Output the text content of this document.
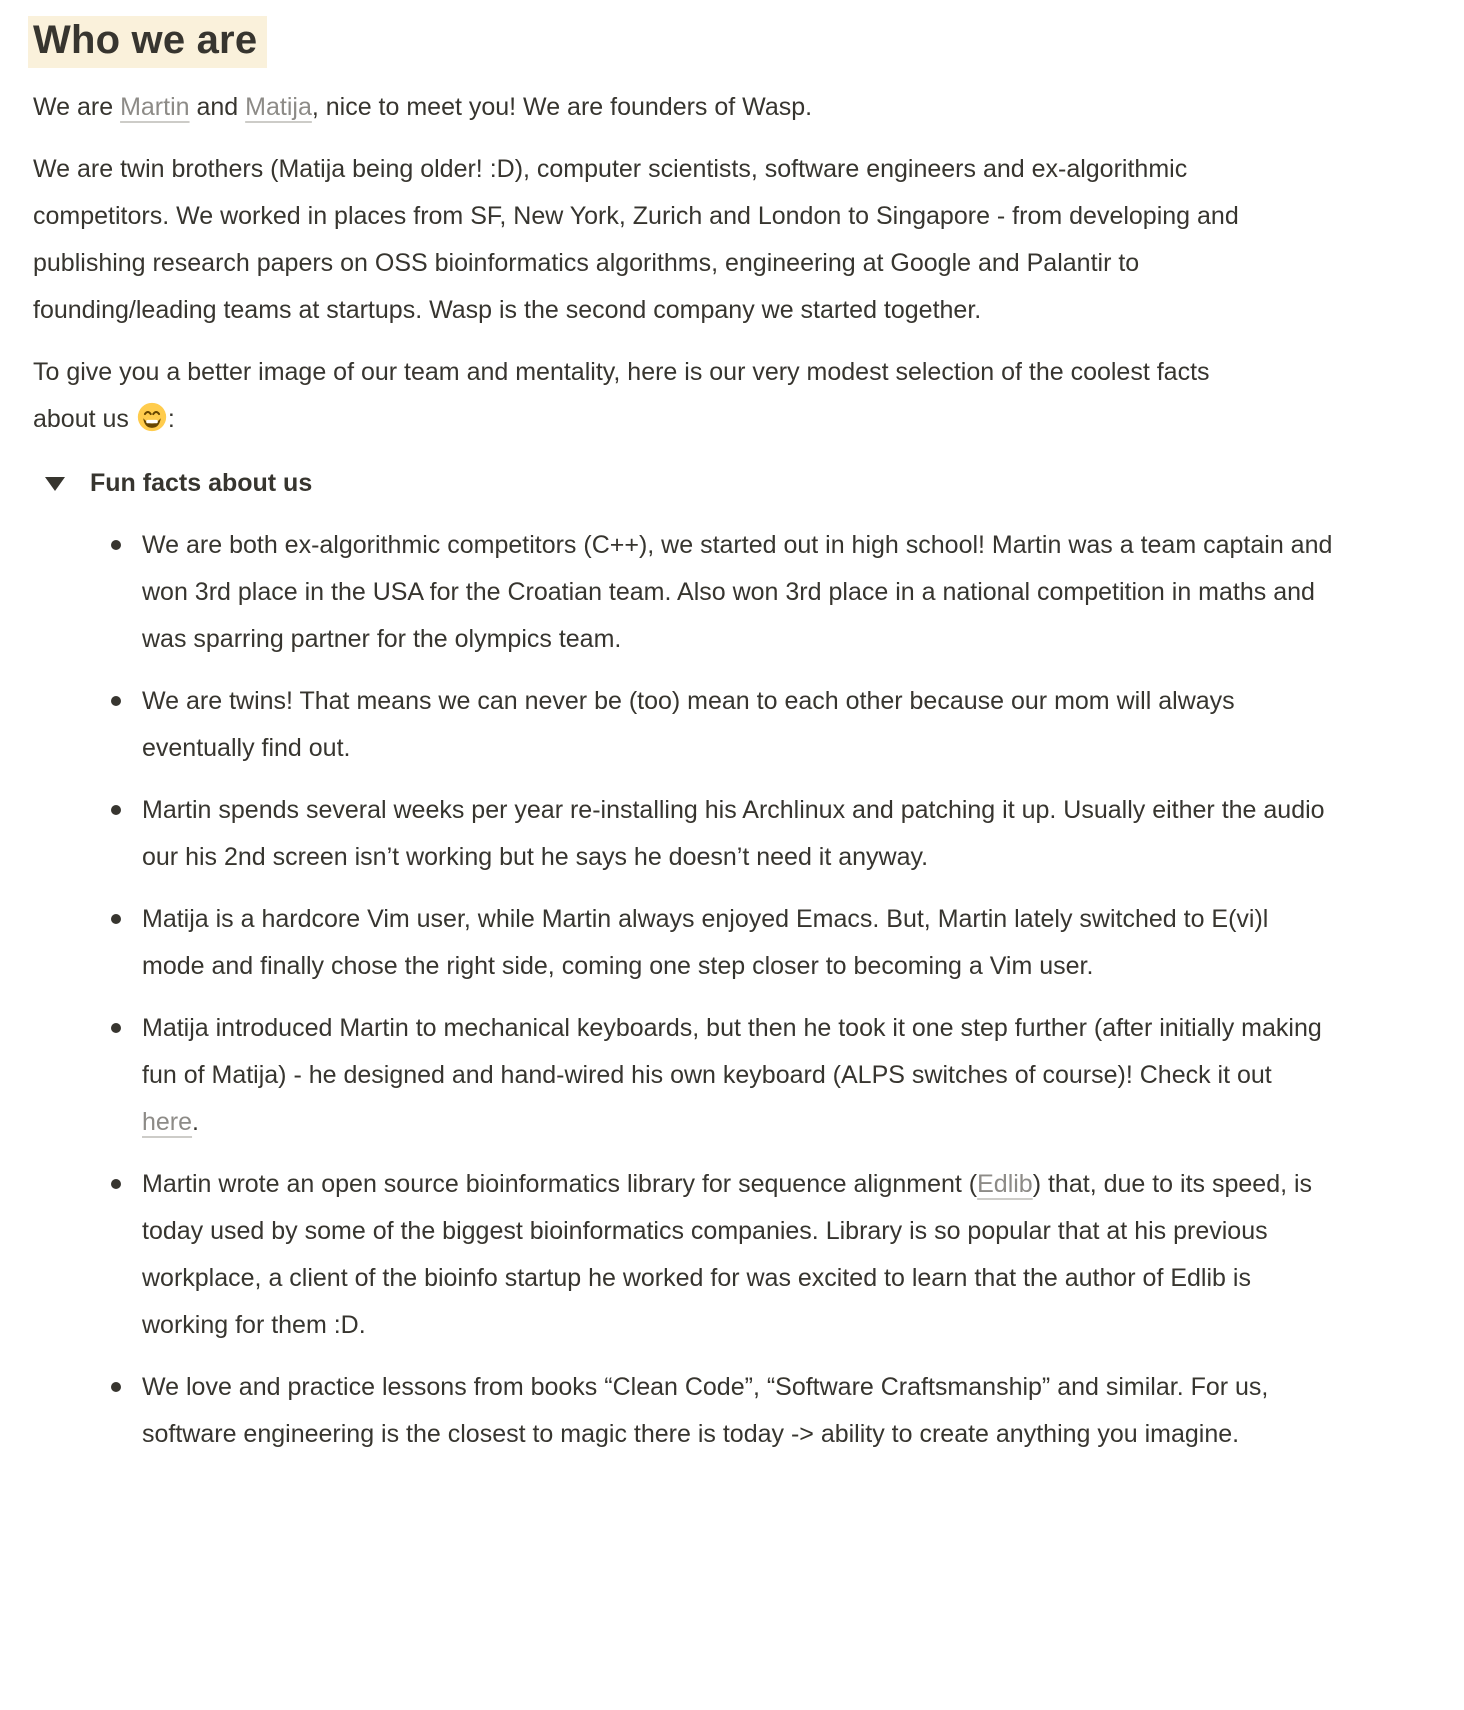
Who we are

We are Martin and Matija, nice to meet you! We are founders of Wasp.

We are twin brothers (Matija being older! :D), computer scientists, software engineers and ex-algorithmic competitors. We worked in places from SF, New York, Zurich and London to Singapore - from developing and publishing research papers on OSS bioinformatics algorithms, engineering at Google and Palantir to founding/leading teams at startups. Wasp is the second company we started together.

To give you a better image of our team and mentality, here is our very modest selection of the coolest facts about us
:

Fun facts about us
We are both ex-algorithmic competitors (C++), we started out in high school! Martin was a team captain and won 3rd place in the USA for the Croatian team. Also won 3rd place in a national competition in maths and was sparring partner for the olympics team.
We are twins! That means we can never be (too) mean to each other because our mom will always eventually find out.
Martin spends several weeks per year re-installing his Archlinux and patching it up. Usually either the audio our his 2nd screen isn’t working but he says he doesn’t need it anyway.
Matija is a hardcore Vim user, while Martin always enjoyed Emacs. But, Martin lately switched to E(vi)l mode and finally chose the right side, coming one step closer to becoming a Vim user.
Matija introduced Martin to mechanical keyboards, but then he took it one step further (after initially making fun of Matija) - he designed and hand-wired his own keyboard (ALPS switches of course)! Check it out here.
Martin wrote an open source bioinformatics library for sequence alignment (Edlib) that, due to its speed, is today used by some of the biggest bioinformatics companies. Library is so popular that at his previous workplace, a client of the bioinfo startup he worked for was excited to learn that the author of Edlib is working for them :D.
We love and practice lessons from books “Clean Code”, “Software Craftsmanship” and similar. For us, software engineering is the closest to magic there is today -> ability to create anything you imagine.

◆ **DIRECTIONS FOR THIS TASK**: Exclude the pictures, and transcribe all of the material exactly.

◆ **CORRECT ANSWER**:
Output the text content of this document.
Who we are

We are Martin and Matija, nice to meet you! We are founders of Wasp.

We are twin brothers (Matija being older! :D), computer scientists, software engineers and ex-algorithmic competitors. We worked in places from SF, New York, Zurich and London to Singapore - from developing and publishing research papers on OSS bioinformatics algorithms, engineering at Google and Palantir to founding/leading teams at startups. Wasp is the second company we started together.

To give you a better image of our team and mentality, here is our very modest selection of the coolest facts about us
:

Fun facts about us
We are both ex-algorithmic competitors (C++), we started out in high school! Martin was a team captain and won 3rd place in the USA for the Croatian team. Also won 3rd place in a national competition in maths and was sparring partner for the olympics team.
We are twins! That means we can never be (too) mean to each other because our mom will always eventually find out.
Martin spends several weeks per year re-installing his Archlinux and patching it up. Usually either the audio our his 2nd screen isn’t working but he says he doesn’t need it anyway.
Matija is a hardcore Vim user, while Martin always enjoyed Emacs. But, Martin lately switched to E(vi)l mode and finally chose the right side, coming one step closer to becoming a Vim user.
Matija introduced Martin to mechanical keyboards, but then he took it one step further (after initially making fun of Matija) - he designed and hand-wired his own keyboard (ALPS switches of course)! Check it out here.
Martin wrote an open source bioinformatics library for sequence alignment (Edlib) that, due to its speed, is today used by some of the biggest bioinformatics companies. Library is so popular that at his previous workplace, a client of the bioinfo startup he worked for was excited to learn that the author of Edlib is working for them :D.
We love and practice lessons from books “Clean Code”, “Software Craftsmanship” and similar. For us, software engineering is the closest to magic there is today -> ability to create anything you imagine.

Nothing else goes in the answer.